Task prompt
Check every line below for the word "grabado" and show those that hold it.

[Start of Given records]

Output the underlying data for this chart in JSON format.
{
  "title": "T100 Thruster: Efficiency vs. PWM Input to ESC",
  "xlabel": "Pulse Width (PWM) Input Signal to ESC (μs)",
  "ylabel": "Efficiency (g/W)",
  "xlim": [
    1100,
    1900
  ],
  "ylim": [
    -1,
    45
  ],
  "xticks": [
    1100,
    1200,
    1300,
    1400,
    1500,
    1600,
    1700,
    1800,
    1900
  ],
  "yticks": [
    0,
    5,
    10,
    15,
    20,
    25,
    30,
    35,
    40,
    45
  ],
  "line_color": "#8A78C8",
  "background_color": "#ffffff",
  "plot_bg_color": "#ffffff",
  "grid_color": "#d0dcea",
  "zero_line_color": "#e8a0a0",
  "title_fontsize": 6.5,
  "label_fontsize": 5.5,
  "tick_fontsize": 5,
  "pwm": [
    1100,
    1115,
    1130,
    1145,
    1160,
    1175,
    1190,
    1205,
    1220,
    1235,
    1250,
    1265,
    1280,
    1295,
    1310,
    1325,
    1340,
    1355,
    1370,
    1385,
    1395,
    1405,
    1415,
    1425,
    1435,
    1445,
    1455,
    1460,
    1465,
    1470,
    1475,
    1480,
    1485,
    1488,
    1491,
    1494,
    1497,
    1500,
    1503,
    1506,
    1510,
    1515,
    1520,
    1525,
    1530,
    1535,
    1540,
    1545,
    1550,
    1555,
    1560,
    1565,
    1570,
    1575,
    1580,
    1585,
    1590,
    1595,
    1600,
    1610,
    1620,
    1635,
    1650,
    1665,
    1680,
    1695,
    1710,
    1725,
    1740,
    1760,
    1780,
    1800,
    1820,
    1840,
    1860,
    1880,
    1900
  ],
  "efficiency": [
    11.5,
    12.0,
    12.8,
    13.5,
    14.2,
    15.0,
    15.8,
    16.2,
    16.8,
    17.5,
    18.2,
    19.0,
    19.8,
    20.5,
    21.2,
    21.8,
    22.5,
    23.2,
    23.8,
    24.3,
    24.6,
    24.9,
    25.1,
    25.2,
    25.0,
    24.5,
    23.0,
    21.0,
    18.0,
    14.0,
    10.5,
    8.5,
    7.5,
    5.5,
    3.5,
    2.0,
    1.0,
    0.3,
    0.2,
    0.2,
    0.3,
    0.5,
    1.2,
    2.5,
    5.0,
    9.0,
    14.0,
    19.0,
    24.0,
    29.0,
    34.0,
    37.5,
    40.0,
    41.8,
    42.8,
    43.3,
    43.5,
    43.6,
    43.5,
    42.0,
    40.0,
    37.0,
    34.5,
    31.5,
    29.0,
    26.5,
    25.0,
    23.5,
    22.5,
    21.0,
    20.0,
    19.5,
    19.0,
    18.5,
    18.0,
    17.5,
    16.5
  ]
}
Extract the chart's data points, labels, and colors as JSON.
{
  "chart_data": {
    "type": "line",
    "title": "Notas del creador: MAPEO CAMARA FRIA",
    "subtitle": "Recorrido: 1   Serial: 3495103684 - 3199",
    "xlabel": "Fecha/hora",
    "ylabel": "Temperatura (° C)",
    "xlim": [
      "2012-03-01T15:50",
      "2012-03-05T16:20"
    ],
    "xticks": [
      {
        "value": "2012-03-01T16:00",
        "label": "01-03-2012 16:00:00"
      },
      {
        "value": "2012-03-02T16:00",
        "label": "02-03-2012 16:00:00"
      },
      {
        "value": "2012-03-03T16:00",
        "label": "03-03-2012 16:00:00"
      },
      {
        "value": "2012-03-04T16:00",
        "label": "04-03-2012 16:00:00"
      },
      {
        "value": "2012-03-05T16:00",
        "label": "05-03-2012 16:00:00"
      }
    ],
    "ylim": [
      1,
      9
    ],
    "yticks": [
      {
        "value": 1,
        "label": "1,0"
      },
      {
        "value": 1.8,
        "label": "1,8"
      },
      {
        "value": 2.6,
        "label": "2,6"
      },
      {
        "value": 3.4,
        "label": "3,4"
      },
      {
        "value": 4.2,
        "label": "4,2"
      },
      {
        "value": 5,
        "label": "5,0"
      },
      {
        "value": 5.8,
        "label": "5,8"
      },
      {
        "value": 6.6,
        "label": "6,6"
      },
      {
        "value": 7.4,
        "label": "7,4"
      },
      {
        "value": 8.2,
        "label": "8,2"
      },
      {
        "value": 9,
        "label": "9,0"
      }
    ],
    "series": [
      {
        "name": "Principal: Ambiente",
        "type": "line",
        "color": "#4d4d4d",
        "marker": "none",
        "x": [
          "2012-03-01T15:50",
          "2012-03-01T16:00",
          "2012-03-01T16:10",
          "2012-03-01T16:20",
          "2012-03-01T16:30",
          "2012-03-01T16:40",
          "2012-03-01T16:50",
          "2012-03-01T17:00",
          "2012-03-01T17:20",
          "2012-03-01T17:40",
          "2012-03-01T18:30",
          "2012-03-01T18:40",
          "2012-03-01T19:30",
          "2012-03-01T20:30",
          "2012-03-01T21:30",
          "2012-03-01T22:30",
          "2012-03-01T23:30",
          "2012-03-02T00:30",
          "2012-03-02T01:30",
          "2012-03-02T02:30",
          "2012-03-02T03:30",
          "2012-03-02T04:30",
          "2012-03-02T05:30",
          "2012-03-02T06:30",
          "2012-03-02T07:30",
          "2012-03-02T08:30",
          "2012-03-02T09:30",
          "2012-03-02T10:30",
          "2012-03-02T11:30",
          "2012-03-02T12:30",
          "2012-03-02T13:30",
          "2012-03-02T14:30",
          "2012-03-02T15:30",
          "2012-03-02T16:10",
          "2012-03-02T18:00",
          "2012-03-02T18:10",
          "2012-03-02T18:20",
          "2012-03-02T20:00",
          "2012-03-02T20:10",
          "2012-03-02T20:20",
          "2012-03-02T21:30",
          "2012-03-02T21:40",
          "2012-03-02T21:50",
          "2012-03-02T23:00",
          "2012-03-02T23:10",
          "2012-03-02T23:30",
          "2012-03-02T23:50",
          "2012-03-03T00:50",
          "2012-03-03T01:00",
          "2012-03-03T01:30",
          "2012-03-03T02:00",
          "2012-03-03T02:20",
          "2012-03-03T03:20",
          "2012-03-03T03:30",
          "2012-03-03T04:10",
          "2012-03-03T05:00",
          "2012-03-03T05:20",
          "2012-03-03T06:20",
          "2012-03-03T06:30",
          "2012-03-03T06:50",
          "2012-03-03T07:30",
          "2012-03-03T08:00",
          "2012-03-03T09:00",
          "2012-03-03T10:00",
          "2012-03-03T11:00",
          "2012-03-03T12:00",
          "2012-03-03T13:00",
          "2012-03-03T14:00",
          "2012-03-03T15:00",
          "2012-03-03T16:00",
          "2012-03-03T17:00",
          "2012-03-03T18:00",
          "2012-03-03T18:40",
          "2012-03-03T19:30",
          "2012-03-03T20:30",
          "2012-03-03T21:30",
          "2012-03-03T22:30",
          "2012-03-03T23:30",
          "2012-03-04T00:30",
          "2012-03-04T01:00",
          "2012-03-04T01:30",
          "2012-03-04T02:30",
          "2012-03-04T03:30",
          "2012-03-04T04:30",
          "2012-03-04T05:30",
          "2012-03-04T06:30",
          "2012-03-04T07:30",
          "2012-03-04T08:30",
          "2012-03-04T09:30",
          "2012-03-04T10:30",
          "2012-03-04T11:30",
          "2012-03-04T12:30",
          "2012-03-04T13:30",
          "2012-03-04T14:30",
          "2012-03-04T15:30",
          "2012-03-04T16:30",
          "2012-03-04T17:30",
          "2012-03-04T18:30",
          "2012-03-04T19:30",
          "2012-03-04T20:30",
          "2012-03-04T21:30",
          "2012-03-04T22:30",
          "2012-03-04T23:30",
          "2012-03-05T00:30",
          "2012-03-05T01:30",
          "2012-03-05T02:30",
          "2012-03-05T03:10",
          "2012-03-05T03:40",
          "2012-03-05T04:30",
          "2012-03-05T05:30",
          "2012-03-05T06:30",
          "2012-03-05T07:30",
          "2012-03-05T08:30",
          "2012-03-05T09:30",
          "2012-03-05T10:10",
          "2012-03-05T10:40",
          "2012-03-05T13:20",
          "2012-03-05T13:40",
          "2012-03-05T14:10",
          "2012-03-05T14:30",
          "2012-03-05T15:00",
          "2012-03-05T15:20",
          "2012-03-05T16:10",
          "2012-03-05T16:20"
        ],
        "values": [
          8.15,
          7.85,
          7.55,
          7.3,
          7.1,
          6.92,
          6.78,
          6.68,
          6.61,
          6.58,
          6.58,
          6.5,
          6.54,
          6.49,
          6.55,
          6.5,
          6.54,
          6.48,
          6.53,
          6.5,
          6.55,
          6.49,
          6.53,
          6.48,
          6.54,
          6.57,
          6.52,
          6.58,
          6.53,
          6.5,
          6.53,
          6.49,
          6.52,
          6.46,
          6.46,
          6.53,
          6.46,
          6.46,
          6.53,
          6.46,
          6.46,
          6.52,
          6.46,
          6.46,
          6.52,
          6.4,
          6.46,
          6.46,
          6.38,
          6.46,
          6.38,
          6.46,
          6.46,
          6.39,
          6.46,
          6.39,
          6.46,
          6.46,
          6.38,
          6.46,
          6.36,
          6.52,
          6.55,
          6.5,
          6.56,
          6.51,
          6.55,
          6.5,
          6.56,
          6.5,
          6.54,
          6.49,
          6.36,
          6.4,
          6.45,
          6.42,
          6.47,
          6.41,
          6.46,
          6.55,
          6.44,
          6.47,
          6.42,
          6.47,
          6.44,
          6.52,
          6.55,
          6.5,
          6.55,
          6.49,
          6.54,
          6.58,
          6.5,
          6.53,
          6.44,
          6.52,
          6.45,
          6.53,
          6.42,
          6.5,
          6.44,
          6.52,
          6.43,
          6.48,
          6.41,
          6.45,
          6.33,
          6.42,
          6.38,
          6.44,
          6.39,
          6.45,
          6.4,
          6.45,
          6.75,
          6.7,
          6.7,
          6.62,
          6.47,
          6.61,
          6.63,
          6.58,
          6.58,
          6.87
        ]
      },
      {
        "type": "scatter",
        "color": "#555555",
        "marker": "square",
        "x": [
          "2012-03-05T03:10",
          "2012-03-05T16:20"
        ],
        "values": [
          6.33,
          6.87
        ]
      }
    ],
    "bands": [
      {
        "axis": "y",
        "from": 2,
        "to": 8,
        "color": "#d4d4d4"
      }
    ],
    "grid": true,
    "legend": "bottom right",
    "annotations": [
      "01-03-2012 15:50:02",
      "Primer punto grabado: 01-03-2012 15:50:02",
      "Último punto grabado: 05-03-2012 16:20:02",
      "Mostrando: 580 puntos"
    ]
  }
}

[End of Given records]

Solution to this problem
      "Primer punto grabado: 01-03-2012 15:50:02",
      "Último punto grabado: 05-03-2012 16:20:02",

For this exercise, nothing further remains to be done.